Aim of the exercise: Which lines in the items below contain the string "Hours"? Gather each of them and copy it out in full.

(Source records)

* START *

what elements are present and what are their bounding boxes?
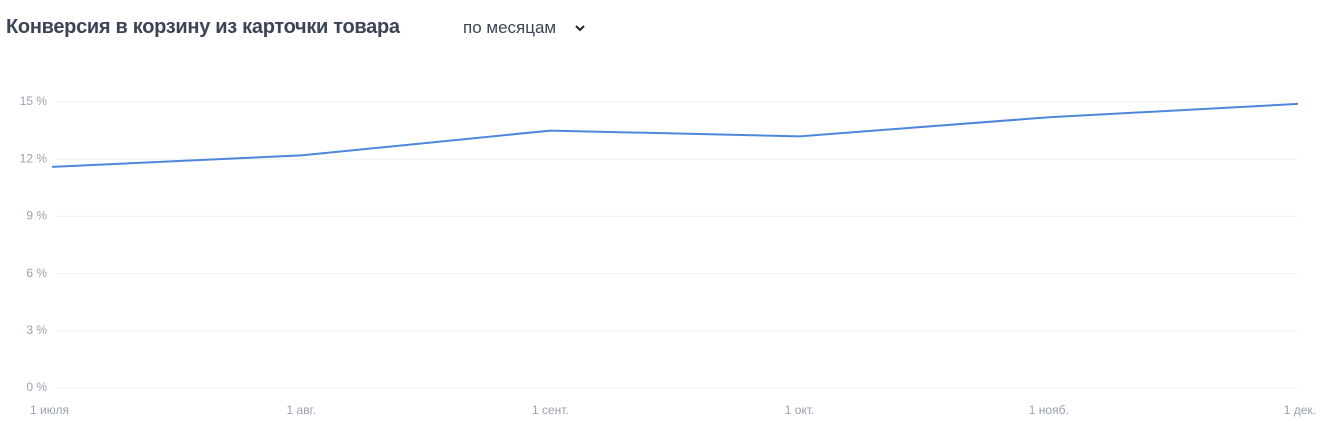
x-tick-label: 1 сент. (532, 403, 569, 417)
y-tick-label: 3 % (26, 323, 47, 337)
y-tick-label: 0 % (26, 380, 47, 394)
period-dropdown[interactable]: по месяцам (463, 18, 586, 38)
data-line (51, 102, 1299, 168)
x-tick-label: 1 июля (30, 403, 69, 417)
chart-title: Конверсия в корзину из карточки товара (6, 16, 400, 38)
chevron-icon[interactable] (574, 24, 586, 32)
y-tick-label: 15 % (20, 94, 48, 108)
y-tick-label: 12 % (20, 151, 48, 165)
x-tick-label: 1 нояб. (1029, 403, 1069, 417)
x-tick-label: 1 окт. (785, 403, 815, 417)
x-tick-label: 1 дек. (1284, 403, 1316, 417)
y-tick-label: 6 % (26, 266, 47, 280)
x-tick-label: 1 авг. (287, 403, 316, 417)
period-label[interactable]: по месяцам (463, 18, 557, 37)
y-tick-label: 9 % (26, 209, 47, 223)
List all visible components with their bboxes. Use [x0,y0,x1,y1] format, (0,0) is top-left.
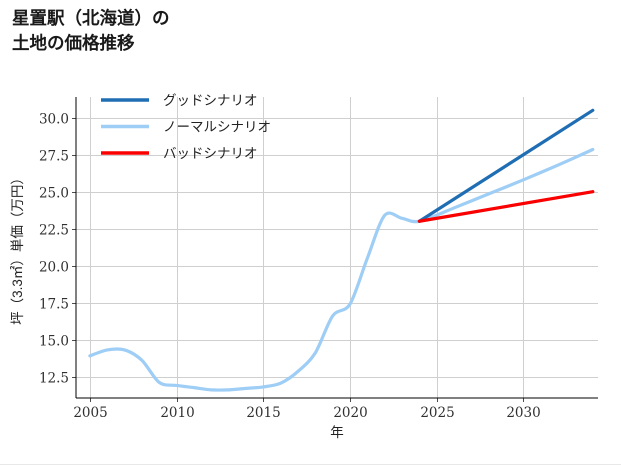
y-tick-label: 27.5 [39,148,69,164]
x-tick-label: 2025 [420,405,454,421]
y-tick-label: 25.0 [39,185,69,201]
x-tick-label: 2020 [333,405,367,421]
y-tick-labels: 12.5 15.0 17.5 20.0 22.5 25.0 27.5 30.0 [39,111,69,386]
x-tick-label: 2015 [246,405,280,421]
y-axis-title: 坪（3.3㎡）単価（万円） [10,171,25,325]
legend-label-good: グッドシナリオ [163,93,258,108]
series-line-normal [88,147,595,392]
y-gridlines [76,118,598,378]
y-tick-label: 12.5 [39,370,69,386]
x-tick-label: 2010 [160,405,194,421]
series-line-good [417,108,595,223]
y-tick-label: 22.5 [39,222,69,238]
y-tick-label: 17.5 [39,296,69,312]
y-tick-label: 20.0 [39,259,69,275]
x-axis-title: 年 [330,425,344,440]
y-tick-label: 15.0 [39,333,69,349]
x-tick-labels: 2005 2010 2015 2020 2025 2030 [73,405,540,421]
x-gridlines [90,97,524,398]
x-tick-label: 2030 [506,405,540,421]
axis-spines [75,97,598,399]
series-line-bad [417,190,595,223]
data-series-group [88,108,595,392]
legend-label-bad: バッドシナリオ [163,146,258,161]
y-tick-label: 30.0 [39,111,69,127]
page-title: 星置駅（北海道）の 土地の価格推移 [12,8,170,53]
legend-label-normal: ノーマルシナリオ [163,120,271,135]
x-tick-label: 2005 [73,405,107,421]
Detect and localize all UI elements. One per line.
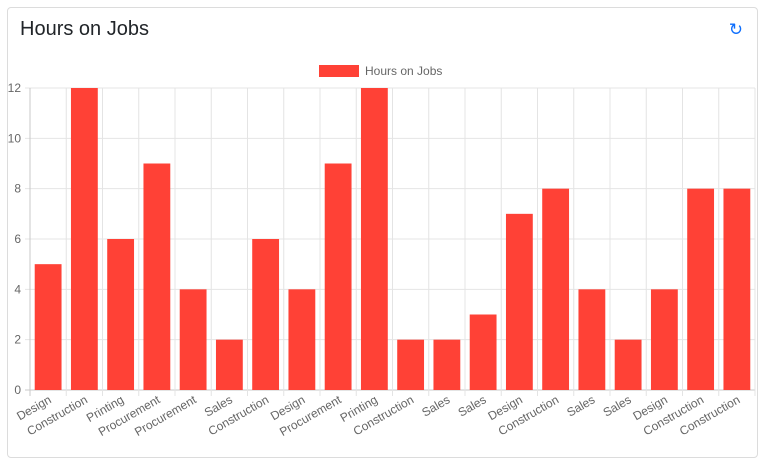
- x-tick-label: Sales: [601, 392, 634, 419]
- x-tick-label: Sales: [419, 392, 452, 419]
- legend-label: Hours on Jobs: [365, 64, 442, 78]
- y-tick-label: 8: [14, 182, 21, 196]
- bar: [107, 239, 135, 390]
- y-tick-label: 6: [14, 232, 21, 246]
- legend-swatch: [319, 65, 359, 77]
- bar: [143, 163, 171, 390]
- bar: [542, 188, 570, 390]
- y-tick-label: 10: [8, 131, 22, 145]
- bar: [70, 88, 98, 390]
- bar: [360, 88, 388, 390]
- bar: [179, 289, 207, 390]
- card-title: Hours on Jobs: [20, 18, 149, 40]
- bar: [614, 339, 642, 390]
- bar: [433, 339, 461, 390]
- bar: [34, 264, 62, 390]
- refresh-icon[interactable]: ↻: [728, 20, 743, 39]
- bar: [469, 314, 497, 390]
- bar: [723, 188, 751, 390]
- bar: [215, 339, 243, 390]
- x-tick-label: Sales: [456, 392, 489, 419]
- y-tick-label: 4: [14, 282, 21, 296]
- x-tick-label: Sales: [564, 392, 597, 419]
- bar: [288, 289, 316, 390]
- bar: [397, 339, 425, 390]
- bar: [324, 163, 352, 390]
- bar: [650, 289, 678, 390]
- bar: [252, 239, 280, 390]
- y-tick-label: 2: [14, 333, 21, 347]
- y-tick-label: 12: [8, 81, 22, 95]
- bar: [505, 213, 533, 390]
- bar: [687, 188, 715, 390]
- y-tick-label: 0: [14, 383, 21, 397]
- bar: [578, 289, 606, 390]
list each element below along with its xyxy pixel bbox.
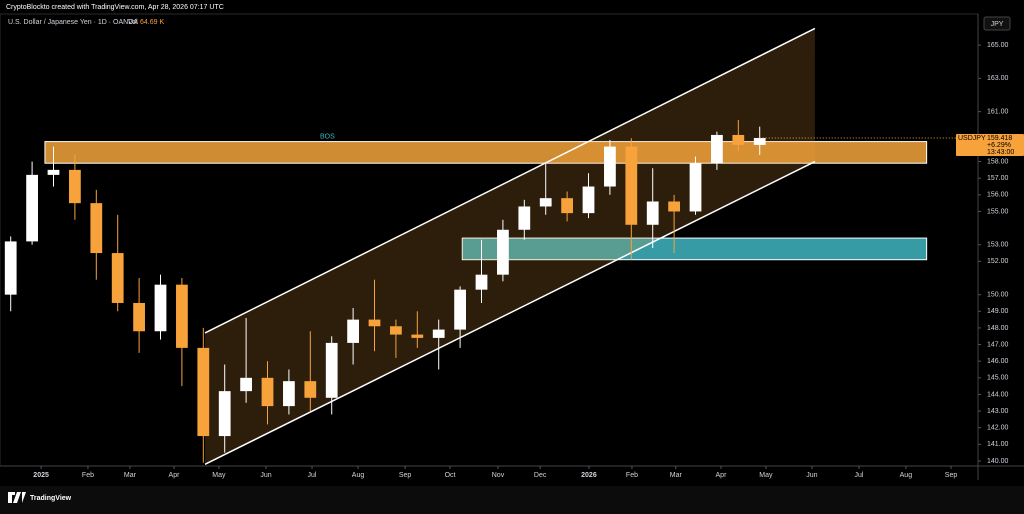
y-tick-label: 140.00 (987, 458, 1009, 465)
candle-body (325, 342, 338, 398)
y-tick-label: 152.00 (987, 258, 1009, 265)
x-tick-label: May (212, 472, 226, 479)
annotation: BOS (320, 133, 335, 140)
plot: BOS (4, 27, 978, 466)
candle-body (26, 174, 38, 242)
candle-body (646, 201, 659, 225)
currency: JPY (991, 21, 1004, 28)
x-tick-label: Dec (534, 472, 547, 479)
candle-body (711, 134, 723, 164)
x-tick-label: Jun (806, 472, 817, 479)
x-tick-label: Sep (945, 472, 958, 479)
y-tick-label: 161.00 (987, 108, 1009, 115)
candle-body (582, 186, 595, 214)
x-tick-label: Feb (82, 472, 94, 479)
price-label-box (956, 133, 1024, 156)
candle-body (69, 169, 81, 204)
y-tick-label: 150.00 (987, 291, 1009, 298)
y-tick-label: 144.00 (987, 391, 1009, 398)
candle-body (604, 146, 616, 187)
y-tick-label: 146.00 (987, 358, 1009, 365)
y-tick-label: 153.00 (987, 242, 1009, 249)
last-price-label: 159.418 (987, 135, 1012, 142)
credit: CryptoBlockto created with TradingView.c… (6, 4, 224, 11)
x-tick-label: May (759, 472, 773, 479)
x-tick-label: Apr (716, 472, 728, 479)
candle-body (497, 229, 509, 275)
y-tick-label: 143.00 (987, 408, 1009, 415)
currency-box (983, 16, 1011, 31)
x-tick-label: Nov (492, 472, 505, 479)
x-tick-label: Jun (260, 472, 271, 479)
x-tick-label: Mar (124, 472, 137, 479)
candle-body (432, 329, 445, 338)
chart-title: U.S. Dollar / Japanese Yen · 1D · OANDA (8, 19, 138, 26)
footer (0, 486, 1024, 514)
x-tick-label: Aug (900, 472, 913, 479)
candle-body (518, 206, 531, 230)
y-tick-label: 149.00 (987, 308, 1009, 315)
candle-body (240, 377, 252, 392)
y-tick-label: 147.00 (987, 341, 1009, 348)
x-tick-label: Jul (855, 472, 864, 479)
x-tick-label: Oct (445, 472, 456, 479)
countdown-label: 13:43:00 (987, 149, 1014, 156)
x-tick-label: Feb (626, 472, 638, 479)
brand-logo (8, 492, 26, 503)
zone (44, 141, 928, 164)
candle-body (154, 284, 167, 332)
candle-body (411, 334, 424, 338)
candle-body (475, 274, 488, 290)
brand: TradingView (30, 495, 72, 502)
candle-body (176, 284, 188, 348)
candle-body (732, 134, 745, 145)
y-tick-label: 165.00 (987, 42, 1009, 49)
volume-value: 64.69 K (140, 19, 164, 26)
y-tick-label: 141.00 (987, 441, 1009, 448)
y-tick-label: 145.00 (987, 375, 1009, 382)
candle-body (47, 169, 60, 175)
candle-body (218, 391, 231, 437)
x-tick-label: Apr (169, 472, 181, 479)
y-tick-label: 156.00 (987, 192, 1009, 199)
y-tick-label: 163.00 (987, 75, 1009, 82)
candle-body (539, 198, 552, 207)
symbol-label: USDJPY (958, 135, 986, 142)
x-tick-label: Jul (308, 472, 317, 479)
candle-body (111, 253, 124, 303)
candle-body (390, 326, 402, 335)
x-tick-label: Aug (352, 472, 365, 479)
candle-body (368, 319, 381, 327)
channel-fill (205, 28, 815, 465)
candle-body (347, 319, 359, 343)
candle-body (90, 203, 103, 254)
zone (461, 237, 928, 261)
candle-body (561, 198, 573, 214)
change-label: +6.29% (987, 142, 1011, 149)
candle-body (4, 241, 17, 295)
candle-body (283, 381, 295, 407)
candle-body (261, 377, 274, 407)
y-tick-label: 155.00 (987, 208, 1009, 215)
candle-body (668, 201, 680, 212)
candle-body (133, 302, 145, 332)
volume-label: Vol (128, 19, 138, 26)
candle-body (689, 163, 702, 212)
channel-line (204, 160, 816, 466)
x-tick-label: 2025 (33, 472, 49, 479)
y-tick-label: 157.00 (987, 175, 1009, 182)
x-tick-label: Sep (399, 472, 412, 479)
y-tick-label: 158.00 (987, 158, 1009, 165)
candle-body (625, 146, 638, 225)
channel-line (204, 27, 816, 334)
y-tick-label: 148.00 (987, 325, 1009, 332)
candle-body (197, 347, 210, 437)
y-tick-label: 142.00 (987, 425, 1009, 432)
candle-body (304, 381, 317, 398)
x-tick-label: Mar (670, 472, 683, 479)
x-tick-label: 2026 (581, 472, 597, 479)
candle-body (753, 137, 766, 145)
candle-body (454, 289, 466, 330)
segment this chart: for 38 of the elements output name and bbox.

* END *

Worked solution:
- legend-label: Hours on Jobs: [365, 64, 442, 78]
- card-title: Hours on Jobs: [20, 18, 149, 40]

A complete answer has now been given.